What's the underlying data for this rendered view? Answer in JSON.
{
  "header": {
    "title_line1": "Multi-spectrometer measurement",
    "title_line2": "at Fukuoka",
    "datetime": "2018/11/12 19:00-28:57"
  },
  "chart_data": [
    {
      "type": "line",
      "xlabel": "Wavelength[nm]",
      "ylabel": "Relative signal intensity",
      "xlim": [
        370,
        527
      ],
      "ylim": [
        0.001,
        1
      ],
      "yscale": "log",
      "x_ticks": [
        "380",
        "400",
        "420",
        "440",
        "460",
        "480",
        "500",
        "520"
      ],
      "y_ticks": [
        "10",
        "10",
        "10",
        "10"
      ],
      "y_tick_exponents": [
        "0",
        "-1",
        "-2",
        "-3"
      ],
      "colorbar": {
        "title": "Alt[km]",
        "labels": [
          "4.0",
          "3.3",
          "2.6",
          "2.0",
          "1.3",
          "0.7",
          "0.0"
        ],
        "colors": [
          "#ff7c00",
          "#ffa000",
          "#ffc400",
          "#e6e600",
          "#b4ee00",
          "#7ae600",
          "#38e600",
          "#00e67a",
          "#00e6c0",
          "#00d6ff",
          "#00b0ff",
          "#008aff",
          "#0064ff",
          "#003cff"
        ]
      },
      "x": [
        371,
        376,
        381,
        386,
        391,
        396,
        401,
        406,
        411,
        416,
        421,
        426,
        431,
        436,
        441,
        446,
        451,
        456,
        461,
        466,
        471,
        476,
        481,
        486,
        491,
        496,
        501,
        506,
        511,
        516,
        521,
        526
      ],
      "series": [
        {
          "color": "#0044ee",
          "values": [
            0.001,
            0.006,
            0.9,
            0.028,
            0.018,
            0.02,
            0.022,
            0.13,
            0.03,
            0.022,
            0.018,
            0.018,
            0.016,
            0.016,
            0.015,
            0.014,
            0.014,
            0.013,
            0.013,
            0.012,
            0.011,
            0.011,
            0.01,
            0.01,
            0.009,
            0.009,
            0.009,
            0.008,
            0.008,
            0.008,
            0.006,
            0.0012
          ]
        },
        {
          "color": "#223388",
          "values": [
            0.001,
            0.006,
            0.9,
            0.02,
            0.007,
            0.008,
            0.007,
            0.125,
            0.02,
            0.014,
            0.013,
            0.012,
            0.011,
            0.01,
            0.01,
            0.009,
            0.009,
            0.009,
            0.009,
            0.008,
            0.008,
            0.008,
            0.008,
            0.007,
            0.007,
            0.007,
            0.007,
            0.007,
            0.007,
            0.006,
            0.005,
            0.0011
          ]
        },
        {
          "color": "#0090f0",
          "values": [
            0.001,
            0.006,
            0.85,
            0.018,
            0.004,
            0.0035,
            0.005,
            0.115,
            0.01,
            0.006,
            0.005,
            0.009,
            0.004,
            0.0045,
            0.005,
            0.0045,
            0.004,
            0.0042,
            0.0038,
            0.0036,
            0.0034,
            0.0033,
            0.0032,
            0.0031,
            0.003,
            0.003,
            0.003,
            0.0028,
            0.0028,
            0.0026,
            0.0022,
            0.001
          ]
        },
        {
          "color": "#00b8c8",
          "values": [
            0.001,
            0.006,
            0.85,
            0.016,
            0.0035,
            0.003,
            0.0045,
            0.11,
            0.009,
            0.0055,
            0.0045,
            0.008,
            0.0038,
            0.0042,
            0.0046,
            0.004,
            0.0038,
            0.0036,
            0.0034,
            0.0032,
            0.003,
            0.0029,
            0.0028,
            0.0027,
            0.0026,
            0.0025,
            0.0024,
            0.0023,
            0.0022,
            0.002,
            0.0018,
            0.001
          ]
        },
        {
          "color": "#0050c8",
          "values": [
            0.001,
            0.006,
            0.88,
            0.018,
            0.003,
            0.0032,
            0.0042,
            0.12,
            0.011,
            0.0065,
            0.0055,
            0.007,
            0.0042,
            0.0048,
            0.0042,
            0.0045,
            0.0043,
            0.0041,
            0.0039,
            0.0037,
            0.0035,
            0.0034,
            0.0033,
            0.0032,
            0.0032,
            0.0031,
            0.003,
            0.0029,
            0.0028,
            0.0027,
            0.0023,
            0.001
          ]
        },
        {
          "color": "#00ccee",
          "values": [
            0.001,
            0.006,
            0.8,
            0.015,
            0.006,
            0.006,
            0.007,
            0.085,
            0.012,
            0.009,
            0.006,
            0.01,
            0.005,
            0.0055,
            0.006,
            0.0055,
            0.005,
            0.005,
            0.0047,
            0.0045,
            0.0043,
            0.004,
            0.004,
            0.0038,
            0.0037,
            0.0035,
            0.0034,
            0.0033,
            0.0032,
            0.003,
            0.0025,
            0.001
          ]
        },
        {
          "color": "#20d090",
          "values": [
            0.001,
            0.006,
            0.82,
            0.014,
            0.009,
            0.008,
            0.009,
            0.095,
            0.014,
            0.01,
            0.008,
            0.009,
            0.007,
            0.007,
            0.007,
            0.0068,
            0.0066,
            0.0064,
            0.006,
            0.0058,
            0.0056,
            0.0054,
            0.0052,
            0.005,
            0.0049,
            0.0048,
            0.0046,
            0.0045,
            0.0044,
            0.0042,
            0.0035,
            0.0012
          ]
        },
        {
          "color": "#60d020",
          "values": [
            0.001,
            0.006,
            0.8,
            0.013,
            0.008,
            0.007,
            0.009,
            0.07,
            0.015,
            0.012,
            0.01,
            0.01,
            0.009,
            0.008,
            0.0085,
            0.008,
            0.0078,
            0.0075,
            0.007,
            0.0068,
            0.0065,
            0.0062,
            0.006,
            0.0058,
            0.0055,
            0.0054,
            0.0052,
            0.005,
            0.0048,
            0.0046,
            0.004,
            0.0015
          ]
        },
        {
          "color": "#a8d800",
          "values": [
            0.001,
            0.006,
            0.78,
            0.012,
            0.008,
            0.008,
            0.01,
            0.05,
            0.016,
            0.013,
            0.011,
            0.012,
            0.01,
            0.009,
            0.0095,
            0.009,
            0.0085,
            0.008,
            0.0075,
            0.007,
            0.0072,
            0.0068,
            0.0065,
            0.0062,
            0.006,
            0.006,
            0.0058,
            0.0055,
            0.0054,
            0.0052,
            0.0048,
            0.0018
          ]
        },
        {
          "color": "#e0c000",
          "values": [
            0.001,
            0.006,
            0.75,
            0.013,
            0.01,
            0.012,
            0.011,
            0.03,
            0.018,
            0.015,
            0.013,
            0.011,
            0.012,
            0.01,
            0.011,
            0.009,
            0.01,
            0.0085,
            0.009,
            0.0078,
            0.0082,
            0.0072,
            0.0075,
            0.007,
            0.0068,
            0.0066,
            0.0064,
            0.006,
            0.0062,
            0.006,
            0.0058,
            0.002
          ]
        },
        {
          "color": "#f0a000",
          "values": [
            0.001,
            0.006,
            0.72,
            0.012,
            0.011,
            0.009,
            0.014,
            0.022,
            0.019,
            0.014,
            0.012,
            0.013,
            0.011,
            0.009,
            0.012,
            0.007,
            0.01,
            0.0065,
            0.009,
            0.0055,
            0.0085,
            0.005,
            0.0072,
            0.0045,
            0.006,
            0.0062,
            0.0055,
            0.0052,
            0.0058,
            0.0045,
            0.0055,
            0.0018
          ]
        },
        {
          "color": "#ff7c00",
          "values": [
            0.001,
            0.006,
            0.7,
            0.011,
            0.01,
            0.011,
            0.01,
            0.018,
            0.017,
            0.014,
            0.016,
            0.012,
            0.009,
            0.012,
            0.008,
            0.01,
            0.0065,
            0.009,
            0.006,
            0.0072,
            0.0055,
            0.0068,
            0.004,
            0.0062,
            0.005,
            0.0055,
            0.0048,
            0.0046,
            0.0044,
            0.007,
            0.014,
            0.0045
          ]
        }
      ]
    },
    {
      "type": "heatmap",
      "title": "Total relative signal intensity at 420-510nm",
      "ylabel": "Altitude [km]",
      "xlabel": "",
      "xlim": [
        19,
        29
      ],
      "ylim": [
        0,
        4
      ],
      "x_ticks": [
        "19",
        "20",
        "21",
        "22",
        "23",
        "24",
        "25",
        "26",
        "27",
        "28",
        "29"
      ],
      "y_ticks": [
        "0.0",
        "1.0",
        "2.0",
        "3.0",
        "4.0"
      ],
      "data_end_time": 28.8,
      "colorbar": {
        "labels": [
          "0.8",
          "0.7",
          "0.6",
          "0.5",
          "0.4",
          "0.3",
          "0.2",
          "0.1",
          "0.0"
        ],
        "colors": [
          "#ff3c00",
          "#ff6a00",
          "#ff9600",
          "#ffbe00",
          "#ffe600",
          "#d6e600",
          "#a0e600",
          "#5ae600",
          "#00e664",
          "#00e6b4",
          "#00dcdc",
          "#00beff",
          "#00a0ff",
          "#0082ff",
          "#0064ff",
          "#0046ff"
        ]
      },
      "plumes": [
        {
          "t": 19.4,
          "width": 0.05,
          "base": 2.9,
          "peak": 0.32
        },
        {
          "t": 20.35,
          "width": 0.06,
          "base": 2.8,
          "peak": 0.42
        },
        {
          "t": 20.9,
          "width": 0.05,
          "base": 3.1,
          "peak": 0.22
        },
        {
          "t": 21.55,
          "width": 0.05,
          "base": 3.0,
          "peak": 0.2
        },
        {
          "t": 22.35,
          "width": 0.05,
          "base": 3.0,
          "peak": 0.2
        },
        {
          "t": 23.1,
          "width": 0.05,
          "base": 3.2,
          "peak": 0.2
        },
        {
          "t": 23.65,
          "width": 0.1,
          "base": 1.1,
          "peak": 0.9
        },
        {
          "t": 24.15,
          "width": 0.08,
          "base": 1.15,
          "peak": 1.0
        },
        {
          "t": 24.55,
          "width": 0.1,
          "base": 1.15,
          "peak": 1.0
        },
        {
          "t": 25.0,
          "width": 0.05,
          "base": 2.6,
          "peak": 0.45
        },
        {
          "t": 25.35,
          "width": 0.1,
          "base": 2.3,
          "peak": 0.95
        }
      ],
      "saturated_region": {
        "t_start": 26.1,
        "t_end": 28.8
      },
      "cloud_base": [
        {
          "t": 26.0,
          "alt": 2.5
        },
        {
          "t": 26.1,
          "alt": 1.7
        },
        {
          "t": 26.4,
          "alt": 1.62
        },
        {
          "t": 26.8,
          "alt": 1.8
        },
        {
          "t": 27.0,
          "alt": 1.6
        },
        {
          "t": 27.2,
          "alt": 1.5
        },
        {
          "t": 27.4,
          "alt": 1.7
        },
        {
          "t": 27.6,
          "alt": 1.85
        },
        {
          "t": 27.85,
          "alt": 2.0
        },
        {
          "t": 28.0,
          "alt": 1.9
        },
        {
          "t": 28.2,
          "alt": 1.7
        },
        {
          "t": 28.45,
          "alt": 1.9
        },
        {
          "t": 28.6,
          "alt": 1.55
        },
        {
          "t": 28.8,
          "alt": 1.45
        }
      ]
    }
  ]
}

-----

TASK BRIEF => Scan the listing above and identify each line holding the string "peak"; copy every such line.

CORRECT ANSWER =>
          "peak": 0.32
          "peak": 0.42
          "peak": 0.22
          "peak": 0.2
          "peak": 0.2
          "peak": 0.2
          "peak": 0.9
          "peak": 1.0
          "peak": 1.0
          "peak": 0.45
          "peak": 0.95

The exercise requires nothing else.